## Short exercise:
Each entry below should be returned exactly as is, with the pictures removed.

## Data supplied:
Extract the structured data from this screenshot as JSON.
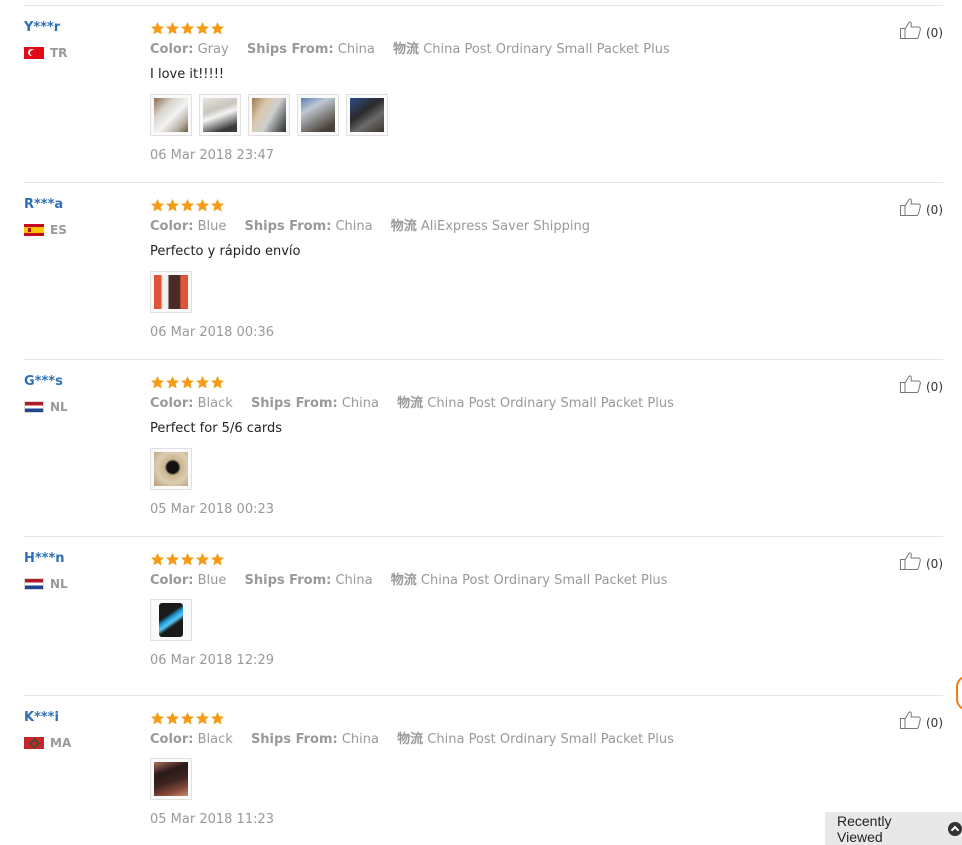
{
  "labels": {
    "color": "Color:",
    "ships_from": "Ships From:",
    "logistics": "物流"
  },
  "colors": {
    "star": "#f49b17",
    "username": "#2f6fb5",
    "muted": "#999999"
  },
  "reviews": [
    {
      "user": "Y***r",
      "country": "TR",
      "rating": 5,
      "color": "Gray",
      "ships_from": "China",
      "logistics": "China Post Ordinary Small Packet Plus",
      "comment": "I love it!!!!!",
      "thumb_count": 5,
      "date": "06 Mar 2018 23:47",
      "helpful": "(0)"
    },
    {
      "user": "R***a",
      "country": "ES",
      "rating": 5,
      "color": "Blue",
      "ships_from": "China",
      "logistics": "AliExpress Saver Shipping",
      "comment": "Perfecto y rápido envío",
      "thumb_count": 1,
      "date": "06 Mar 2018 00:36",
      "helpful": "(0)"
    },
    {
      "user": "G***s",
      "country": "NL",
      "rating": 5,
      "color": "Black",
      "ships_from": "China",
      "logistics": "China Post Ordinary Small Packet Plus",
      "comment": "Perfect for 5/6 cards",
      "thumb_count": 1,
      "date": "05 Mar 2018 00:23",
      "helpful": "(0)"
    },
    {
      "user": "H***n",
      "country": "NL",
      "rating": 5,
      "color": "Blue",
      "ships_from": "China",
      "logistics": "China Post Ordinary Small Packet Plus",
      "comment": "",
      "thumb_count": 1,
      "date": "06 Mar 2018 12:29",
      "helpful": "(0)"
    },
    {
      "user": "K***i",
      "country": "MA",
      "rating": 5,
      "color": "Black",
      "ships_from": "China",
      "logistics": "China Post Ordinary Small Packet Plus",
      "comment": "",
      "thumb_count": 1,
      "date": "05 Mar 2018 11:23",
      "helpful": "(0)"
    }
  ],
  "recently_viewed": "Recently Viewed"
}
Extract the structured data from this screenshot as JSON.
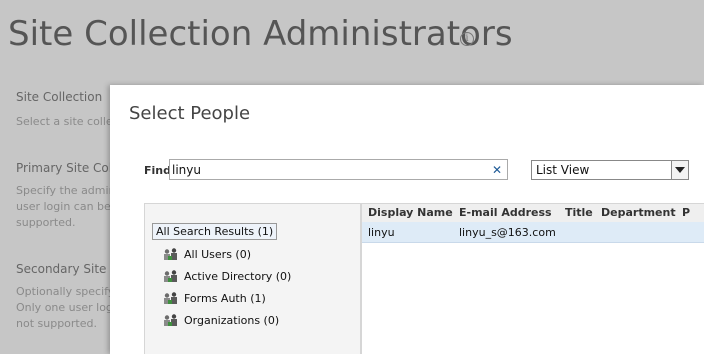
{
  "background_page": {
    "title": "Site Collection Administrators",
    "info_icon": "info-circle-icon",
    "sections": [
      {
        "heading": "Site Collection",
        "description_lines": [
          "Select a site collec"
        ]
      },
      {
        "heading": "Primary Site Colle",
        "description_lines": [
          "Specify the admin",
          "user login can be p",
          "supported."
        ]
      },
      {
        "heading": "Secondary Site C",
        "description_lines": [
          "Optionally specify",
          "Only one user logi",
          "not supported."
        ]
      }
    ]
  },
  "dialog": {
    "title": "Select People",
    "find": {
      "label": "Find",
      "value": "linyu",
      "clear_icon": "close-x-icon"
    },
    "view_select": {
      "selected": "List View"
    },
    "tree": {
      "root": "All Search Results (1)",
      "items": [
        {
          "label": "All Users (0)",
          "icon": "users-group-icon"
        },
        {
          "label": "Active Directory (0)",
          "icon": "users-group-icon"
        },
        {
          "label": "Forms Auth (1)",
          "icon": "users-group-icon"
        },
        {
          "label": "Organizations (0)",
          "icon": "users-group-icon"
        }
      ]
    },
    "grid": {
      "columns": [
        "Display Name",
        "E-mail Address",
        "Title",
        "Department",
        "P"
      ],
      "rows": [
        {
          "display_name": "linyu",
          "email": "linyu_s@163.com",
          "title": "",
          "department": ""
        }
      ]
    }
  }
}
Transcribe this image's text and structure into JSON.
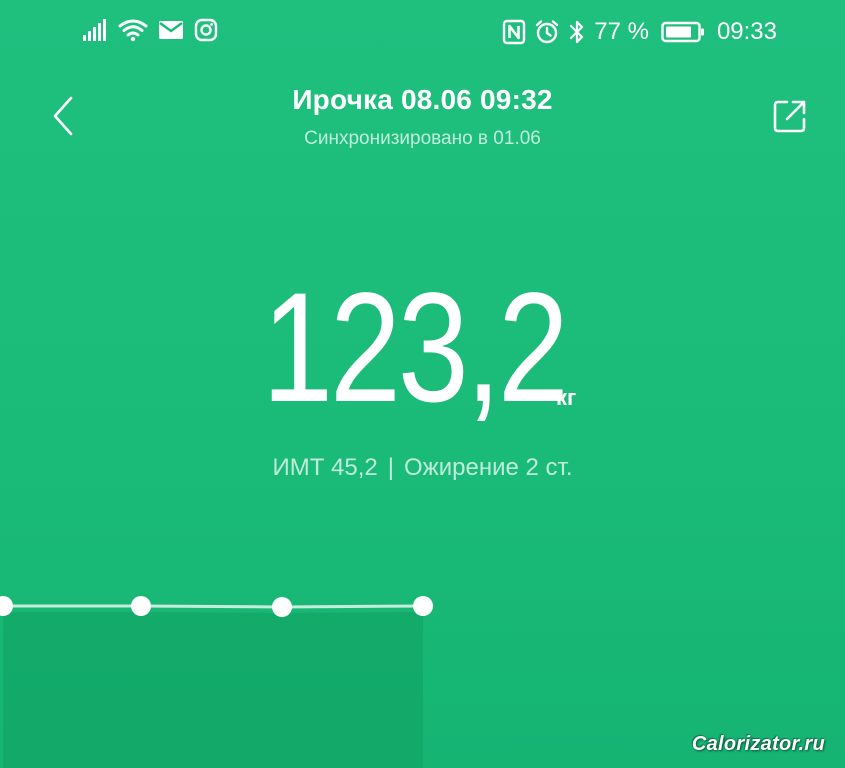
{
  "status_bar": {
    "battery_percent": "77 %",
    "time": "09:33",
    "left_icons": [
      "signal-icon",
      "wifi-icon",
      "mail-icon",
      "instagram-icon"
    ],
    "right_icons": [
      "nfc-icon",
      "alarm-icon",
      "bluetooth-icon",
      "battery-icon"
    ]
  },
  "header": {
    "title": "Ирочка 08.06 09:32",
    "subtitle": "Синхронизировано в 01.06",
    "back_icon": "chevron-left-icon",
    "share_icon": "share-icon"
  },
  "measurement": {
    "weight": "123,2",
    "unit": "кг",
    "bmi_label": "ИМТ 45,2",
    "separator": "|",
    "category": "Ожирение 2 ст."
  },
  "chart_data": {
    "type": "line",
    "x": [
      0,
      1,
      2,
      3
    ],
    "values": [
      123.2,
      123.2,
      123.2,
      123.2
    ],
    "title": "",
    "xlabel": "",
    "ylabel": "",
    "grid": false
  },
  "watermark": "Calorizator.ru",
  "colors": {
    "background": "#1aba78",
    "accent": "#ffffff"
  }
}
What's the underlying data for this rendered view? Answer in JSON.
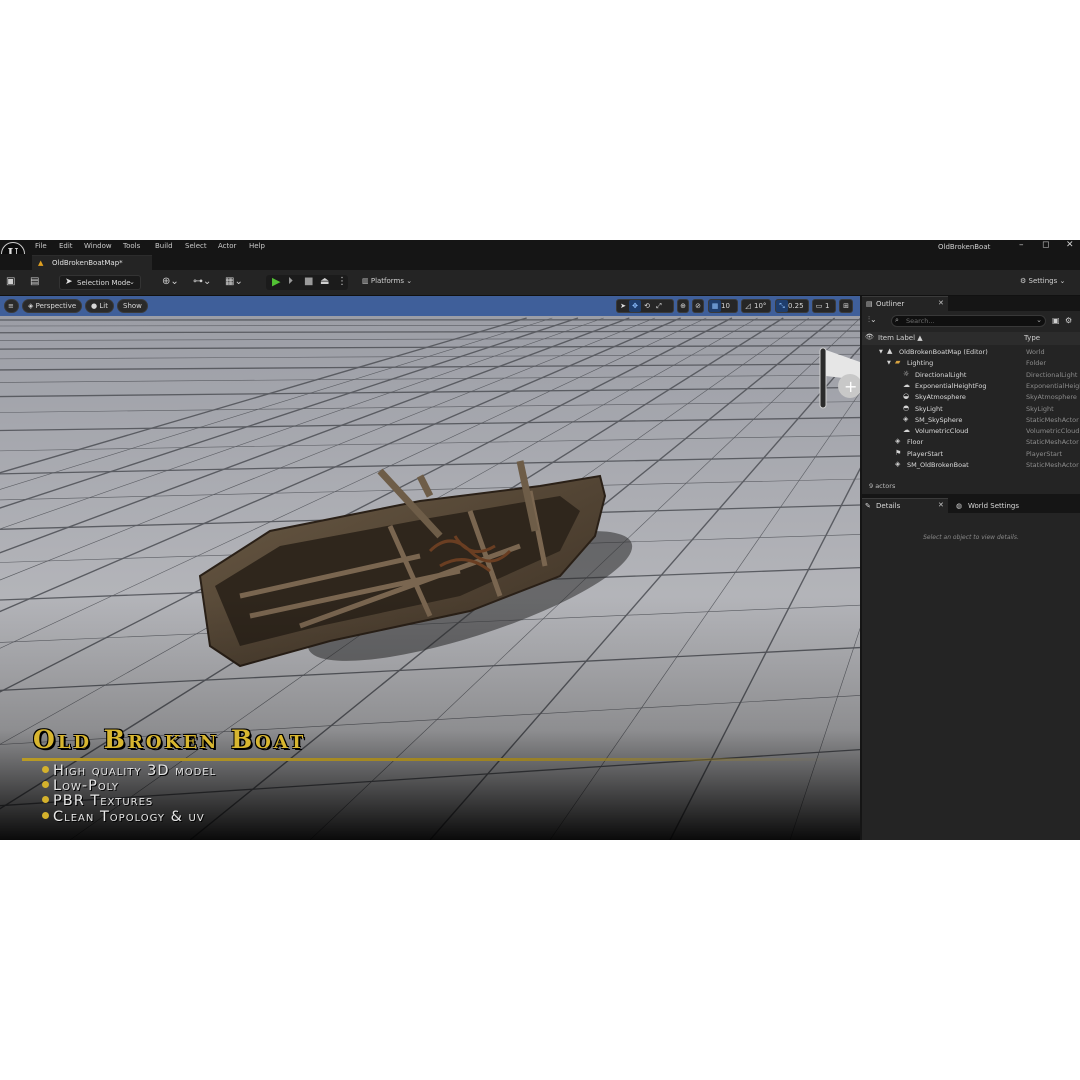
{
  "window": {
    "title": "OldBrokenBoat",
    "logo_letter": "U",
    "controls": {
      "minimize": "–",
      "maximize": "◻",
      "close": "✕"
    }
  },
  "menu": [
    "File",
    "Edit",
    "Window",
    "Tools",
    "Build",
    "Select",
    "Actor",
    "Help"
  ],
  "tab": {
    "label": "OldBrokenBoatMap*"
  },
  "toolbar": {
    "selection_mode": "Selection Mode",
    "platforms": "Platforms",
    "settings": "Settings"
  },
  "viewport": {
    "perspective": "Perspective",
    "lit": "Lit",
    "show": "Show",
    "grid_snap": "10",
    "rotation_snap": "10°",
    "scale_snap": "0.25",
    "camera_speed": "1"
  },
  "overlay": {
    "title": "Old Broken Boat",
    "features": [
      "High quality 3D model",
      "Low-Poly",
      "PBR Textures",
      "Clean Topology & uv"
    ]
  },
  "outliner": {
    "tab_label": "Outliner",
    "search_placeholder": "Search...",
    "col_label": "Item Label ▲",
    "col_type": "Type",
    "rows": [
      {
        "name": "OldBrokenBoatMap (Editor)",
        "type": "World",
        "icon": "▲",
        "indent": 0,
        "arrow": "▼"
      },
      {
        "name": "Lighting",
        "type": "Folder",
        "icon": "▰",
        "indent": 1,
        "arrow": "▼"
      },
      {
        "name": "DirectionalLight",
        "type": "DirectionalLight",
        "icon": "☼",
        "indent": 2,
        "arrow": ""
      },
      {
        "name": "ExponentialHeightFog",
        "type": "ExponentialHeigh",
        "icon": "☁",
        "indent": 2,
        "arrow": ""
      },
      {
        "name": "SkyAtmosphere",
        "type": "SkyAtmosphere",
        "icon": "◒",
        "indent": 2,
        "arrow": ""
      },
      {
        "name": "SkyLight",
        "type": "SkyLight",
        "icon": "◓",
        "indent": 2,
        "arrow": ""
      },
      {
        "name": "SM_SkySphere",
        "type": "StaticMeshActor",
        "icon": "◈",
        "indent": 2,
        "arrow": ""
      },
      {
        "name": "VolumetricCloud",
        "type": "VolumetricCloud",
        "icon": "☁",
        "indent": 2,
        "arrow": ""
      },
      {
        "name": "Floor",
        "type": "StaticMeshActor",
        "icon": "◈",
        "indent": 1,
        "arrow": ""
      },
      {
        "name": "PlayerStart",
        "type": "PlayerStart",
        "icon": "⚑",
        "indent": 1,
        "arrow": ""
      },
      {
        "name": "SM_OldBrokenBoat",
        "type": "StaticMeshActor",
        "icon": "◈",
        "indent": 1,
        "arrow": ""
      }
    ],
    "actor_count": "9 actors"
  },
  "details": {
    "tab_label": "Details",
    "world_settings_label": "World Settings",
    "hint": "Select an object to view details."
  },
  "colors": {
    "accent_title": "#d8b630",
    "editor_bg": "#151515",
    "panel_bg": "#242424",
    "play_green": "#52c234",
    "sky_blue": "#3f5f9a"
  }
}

## Result:
Extract the structured data from this screenshot as JSON.
{
  "labels": {
    "color": "Color:",
    "ships_from": "Ships From:",
    "logistics": "物流"
  },
  "colors": {
    "star": "#f49b17",
    "username": "#2f6fb5",
    "muted": "#999999"
  },
  "reviews": [
    {
      "user": "Y***r",
      "country": "TR",
      "rating": 5,
      "color": "Gray",
      "ships_from": "China",
      "logistics": "China Post Ordinary Small Packet Plus",
      "comment": "I love it!!!!!",
      "thumb_count": 5,
      "date": "06 Mar 2018 23:47",
      "helpful": "(0)"
    },
    {
      "user": "R***a",
      "country": "ES",
      "rating": 5,
      "color": "Blue",
      "ships_from": "China",
      "logistics": "AliExpress Saver Shipping",
      "comment": "Perfecto y rápido envío",
      "thumb_count": 1,
      "date": "06 Mar 2018 00:36",
      "helpful": "(0)"
    },
    {
      "user": "G***s",
      "country": "NL",
      "rating": 5,
      "color": "Black",
      "ships_from": "China",
      "logistics": "China Post Ordinary Small Packet Plus",
      "comment": "Perfect for 5/6 cards",
      "thumb_count": 1,
      "date": "05 Mar 2018 00:23",
      "helpful": "(0)"
    },
    {
      "user": "H***n",
      "country": "NL",
      "rating": 5,
      "color": "Blue",
      "ships_from": "China",
      "logistics": "China Post Ordinary Small Packet Plus",
      "comment": "",
      "thumb_count": 1,
      "date": "06 Mar 2018 12:29",
      "helpful": "(0)"
    },
    {
      "user": "K***i",
      "country": "MA",
      "rating": 5,
      "color": "Black",
      "ships_from": "China",
      "logistics": "China Post Ordinary Small Packet Plus",
      "comment": "",
      "thumb_count": 1,
      "date": "05 Mar 2018 11:23",
      "helpful": "(0)"
    }
  ],
  "recently_viewed": "Recently Viewed"
}
Extract the structured data from this screenshot as JSON.
{
  "background_page": {
    "title": "Site Collection Administrators",
    "info_icon": "info-circle-icon",
    "sections": [
      {
        "heading": "Site Collection",
        "description_lines": [
          "Select a site collec"
        ]
      },
      {
        "heading": "Primary Site Colle",
        "description_lines": [
          "Specify the admin",
          "user login can be p",
          "supported."
        ]
      },
      {
        "heading": "Secondary Site C",
        "description_lines": [
          "Optionally specify",
          "Only one user logi",
          "not supported."
        ]
      }
    ]
  },
  "dialog": {
    "title": "Select People",
    "find": {
      "label": "Find",
      "value": "linyu",
      "clear_icon": "close-x-icon"
    },
    "view_select": {
      "selected": "List View"
    },
    "tree": {
      "root": "All Search Results (1)",
      "items": [
        {
          "label": "All Users (0)",
          "icon": "users-group-icon"
        },
        {
          "label": "Active Directory (0)",
          "icon": "users-group-icon"
        },
        {
          "label": "Forms Auth (1)",
          "icon": "users-group-icon"
        },
        {
          "label": "Organizations (0)",
          "icon": "users-group-icon"
        }
      ]
    },
    "grid": {
      "columns": [
        "Display Name",
        "E-mail Address",
        "Title",
        "Department",
        "P"
      ],
      "rows": [
        {
          "display_name": "linyu",
          "email": "linyu_s@163.com",
          "title": "",
          "department": ""
        }
      ]
    }
  }
}
Transcribe this image's text and structure into JSON.
{
  "status_bar": {
    "battery_percent": "77 %",
    "time": "09:33",
    "left_icons": [
      "signal-icon",
      "wifi-icon",
      "mail-icon",
      "instagram-icon"
    ],
    "right_icons": [
      "nfc-icon",
      "alarm-icon",
      "bluetooth-icon",
      "battery-icon"
    ]
  },
  "header": {
    "title": "Ирочка 08.06 09:32",
    "subtitle": "Синхронизировано в 01.06",
    "back_icon": "chevron-left-icon",
    "share_icon": "share-icon"
  },
  "measurement": {
    "weight": "123,2",
    "unit": "кг",
    "bmi_label": "ИМТ 45,2",
    "separator": "|",
    "category": "Ожирение 2 ст."
  },
  "chart_data": {
    "type": "line",
    "x": [
      0,
      1,
      2,
      3
    ],
    "values": [
      123.2,
      123.2,
      123.2,
      123.2
    ],
    "title": "",
    "xlabel": "",
    "ylabel": "",
    "grid": false
  },
  "watermark": "Calorizator.ru",
  "colors": {
    "background": "#1aba78",
    "accent": "#ffffff"
  }
}
What's the underlying data for this rendered view? Answer in JSON.
{
  "window": {
    "title": "OldBrokenBoat",
    "logo_letter": "U",
    "controls": {
      "minimize": "–",
      "maximize": "◻",
      "close": "✕"
    }
  },
  "menu": [
    "File",
    "Edit",
    "Window",
    "Tools",
    "Build",
    "Select",
    "Actor",
    "Help"
  ],
  "tab": {
    "label": "OldBrokenBoatMap*"
  },
  "toolbar": {
    "selection_mode": "Selection Mode",
    "platforms": "Platforms",
    "settings": "Settings"
  },
  "viewport": {
    "perspective": "Perspective",
    "lit": "Lit",
    "show": "Show",
    "grid_snap": "10",
    "rotation_snap": "10°",
    "scale_snap": "0.25",
    "camera_speed": "1"
  },
  "overlay": {
    "title": "Old Broken Boat",
    "features": [
      "High quality 3D model",
      "Low-Poly",
      "PBR Textures",
      "Clean Topology & uv"
    ]
  },
  "outliner": {
    "tab_label": "Outliner",
    "search_placeholder": "Search...",
    "col_label": "Item Label ▲",
    "col_type": "Type",
    "rows": [
      {
        "name": "OldBrokenBoatMap (Editor)",
        "type": "World",
        "icon": "▲",
        "indent": 0,
        "arrow": "▼"
      },
      {
        "name": "Lighting",
        "type": "Folder",
        "icon": "▰",
        "indent": 1,
        "arrow": "▼"
      },
      {
        "name": "DirectionalLight",
        "type": "DirectionalLight",
        "icon": "☼",
        "indent": 2,
        "arrow": ""
      },
      {
        "name": "ExponentialHeightFog",
        "type": "ExponentialHeigh",
        "icon": "☁",
        "indent": 2,
        "arrow": ""
      },
      {
        "name": "SkyAtmosphere",
        "type": "SkyAtmosphere",
        "icon": "◒",
        "indent": 2,
        "arrow": ""
      },
      {
        "name": "SkyLight",
        "type": "SkyLight",
        "icon": "◓",
        "indent": 2,
        "arrow": ""
      },
      {
        "name": "SM_SkySphere",
        "type": "StaticMeshActor",
        "icon": "◈",
        "indent": 2,
        "arrow": ""
      },
      {
        "name": "VolumetricCloud",
        "type": "VolumetricCloud",
        "icon": "☁",
        "indent": 2,
        "arrow": ""
      },
      {
        "name": "Floor",
        "type": "StaticMeshActor",
        "icon": "◈",
        "indent": 1,
        "arrow": ""
      },
      {
        "name": "PlayerStart",
        "type": "PlayerStart",
        "icon": "⚑",
        "indent": 1,
        "arrow": ""
      },
      {
        "name": "SM_OldBrokenBoat",
        "type": "StaticMeshActor",
        "icon": "◈",
        "indent": 1,
        "arrow": ""
      }
    ],
    "actor_count": "9 actors"
  },
  "details": {
    "tab_label": "Details",
    "world_settings_label": "World Settings",
    "hint": "Select an object to view details."
  },
  "colors": {
    "accent_title": "#d8b630",
    "editor_bg": "#151515",
    "panel_bg": "#242424",
    "play_green": "#52c234",
    "sky_blue": "#3f5f9a"
  }
}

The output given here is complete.